Request: Find every line in the records below that holds the word "zboží", and copy it out.

Saved data entries:
____

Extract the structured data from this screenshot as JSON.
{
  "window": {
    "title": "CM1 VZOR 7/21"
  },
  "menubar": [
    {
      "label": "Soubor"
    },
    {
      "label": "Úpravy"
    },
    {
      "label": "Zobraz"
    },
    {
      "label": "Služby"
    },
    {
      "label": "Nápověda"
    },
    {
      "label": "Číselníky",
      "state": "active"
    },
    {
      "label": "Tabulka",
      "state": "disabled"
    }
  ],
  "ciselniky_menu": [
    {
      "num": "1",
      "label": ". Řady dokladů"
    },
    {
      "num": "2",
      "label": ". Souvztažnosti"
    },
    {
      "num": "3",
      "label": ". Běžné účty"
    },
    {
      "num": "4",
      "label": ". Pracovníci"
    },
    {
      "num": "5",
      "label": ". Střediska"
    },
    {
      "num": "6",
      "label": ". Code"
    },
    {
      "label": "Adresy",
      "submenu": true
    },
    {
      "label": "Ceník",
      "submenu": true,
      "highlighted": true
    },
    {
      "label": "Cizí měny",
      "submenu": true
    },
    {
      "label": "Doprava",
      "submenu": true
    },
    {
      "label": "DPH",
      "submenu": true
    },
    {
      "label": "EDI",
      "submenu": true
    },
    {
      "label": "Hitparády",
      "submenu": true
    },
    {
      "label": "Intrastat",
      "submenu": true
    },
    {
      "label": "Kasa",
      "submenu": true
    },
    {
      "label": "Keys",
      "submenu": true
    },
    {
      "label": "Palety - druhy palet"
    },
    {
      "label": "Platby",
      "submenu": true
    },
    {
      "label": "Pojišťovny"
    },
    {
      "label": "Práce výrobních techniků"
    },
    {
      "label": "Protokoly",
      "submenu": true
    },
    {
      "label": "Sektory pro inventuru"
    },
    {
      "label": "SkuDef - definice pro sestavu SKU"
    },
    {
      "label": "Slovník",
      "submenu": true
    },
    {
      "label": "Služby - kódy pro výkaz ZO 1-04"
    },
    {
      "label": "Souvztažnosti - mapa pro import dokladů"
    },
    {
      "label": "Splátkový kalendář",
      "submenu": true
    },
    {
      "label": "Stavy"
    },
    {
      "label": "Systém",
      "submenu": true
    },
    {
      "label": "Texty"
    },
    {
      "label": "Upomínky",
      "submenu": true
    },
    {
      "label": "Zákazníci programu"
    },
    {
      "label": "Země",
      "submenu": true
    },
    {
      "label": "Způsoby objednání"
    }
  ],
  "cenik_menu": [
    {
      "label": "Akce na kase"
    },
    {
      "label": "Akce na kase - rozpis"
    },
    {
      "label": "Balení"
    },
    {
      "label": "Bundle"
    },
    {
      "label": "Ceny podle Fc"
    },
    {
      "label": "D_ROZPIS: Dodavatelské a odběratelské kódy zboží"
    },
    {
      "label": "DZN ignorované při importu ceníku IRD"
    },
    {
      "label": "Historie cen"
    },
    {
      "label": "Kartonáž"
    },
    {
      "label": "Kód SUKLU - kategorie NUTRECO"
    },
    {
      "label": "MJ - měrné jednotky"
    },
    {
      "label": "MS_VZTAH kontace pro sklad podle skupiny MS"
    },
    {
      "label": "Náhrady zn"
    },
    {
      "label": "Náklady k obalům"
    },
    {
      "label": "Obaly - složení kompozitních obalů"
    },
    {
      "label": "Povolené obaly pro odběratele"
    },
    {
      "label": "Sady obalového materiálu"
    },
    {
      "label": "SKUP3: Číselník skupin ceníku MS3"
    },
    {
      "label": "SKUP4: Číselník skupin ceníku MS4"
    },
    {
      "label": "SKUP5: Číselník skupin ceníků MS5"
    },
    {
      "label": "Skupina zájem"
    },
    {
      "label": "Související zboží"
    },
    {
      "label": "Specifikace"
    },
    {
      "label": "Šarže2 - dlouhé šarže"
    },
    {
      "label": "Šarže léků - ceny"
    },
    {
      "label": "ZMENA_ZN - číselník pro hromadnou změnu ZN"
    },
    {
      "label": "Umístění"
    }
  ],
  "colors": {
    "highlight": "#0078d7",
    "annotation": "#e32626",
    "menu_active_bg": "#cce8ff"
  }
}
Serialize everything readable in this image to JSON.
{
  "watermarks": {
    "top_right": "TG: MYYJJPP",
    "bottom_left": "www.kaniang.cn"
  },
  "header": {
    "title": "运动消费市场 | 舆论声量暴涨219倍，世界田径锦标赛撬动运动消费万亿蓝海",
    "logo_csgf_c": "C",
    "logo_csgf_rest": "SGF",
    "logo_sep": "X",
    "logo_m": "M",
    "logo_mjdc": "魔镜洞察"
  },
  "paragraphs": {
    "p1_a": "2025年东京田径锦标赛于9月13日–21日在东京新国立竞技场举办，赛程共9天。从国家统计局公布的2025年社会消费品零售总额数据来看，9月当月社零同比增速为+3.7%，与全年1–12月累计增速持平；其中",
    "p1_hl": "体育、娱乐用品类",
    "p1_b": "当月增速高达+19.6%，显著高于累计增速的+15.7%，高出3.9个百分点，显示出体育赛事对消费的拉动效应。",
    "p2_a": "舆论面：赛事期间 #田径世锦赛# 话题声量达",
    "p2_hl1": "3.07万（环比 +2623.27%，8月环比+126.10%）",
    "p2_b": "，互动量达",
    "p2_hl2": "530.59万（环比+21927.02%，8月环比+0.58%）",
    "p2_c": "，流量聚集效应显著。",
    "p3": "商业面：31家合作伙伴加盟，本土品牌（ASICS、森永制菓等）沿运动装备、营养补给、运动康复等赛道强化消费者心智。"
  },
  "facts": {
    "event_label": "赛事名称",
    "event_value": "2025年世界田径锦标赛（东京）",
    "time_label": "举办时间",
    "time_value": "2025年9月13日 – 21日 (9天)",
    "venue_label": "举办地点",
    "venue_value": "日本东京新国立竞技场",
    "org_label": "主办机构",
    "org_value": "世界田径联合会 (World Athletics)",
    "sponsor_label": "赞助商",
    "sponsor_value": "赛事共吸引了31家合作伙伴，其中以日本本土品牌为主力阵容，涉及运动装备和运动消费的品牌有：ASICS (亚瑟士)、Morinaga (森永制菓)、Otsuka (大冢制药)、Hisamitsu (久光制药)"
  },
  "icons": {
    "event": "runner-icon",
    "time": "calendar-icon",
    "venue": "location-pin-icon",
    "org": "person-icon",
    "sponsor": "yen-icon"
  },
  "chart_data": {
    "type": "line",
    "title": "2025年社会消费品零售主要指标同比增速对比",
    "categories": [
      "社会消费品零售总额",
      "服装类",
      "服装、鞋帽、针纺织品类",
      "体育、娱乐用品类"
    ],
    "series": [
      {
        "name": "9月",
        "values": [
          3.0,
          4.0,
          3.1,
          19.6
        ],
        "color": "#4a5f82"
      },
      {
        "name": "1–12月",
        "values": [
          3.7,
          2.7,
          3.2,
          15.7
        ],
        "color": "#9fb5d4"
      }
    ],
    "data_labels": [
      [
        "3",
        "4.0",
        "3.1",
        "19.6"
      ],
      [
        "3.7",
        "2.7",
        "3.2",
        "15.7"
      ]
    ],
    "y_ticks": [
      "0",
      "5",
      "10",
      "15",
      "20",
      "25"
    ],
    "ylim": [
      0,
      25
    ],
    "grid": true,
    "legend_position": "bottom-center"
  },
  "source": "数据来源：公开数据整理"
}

____

Full solution:
      "label": "D_ROZPIS: Dodavatelské a odběratelské kódy zboží"
      "label": "Související zboží"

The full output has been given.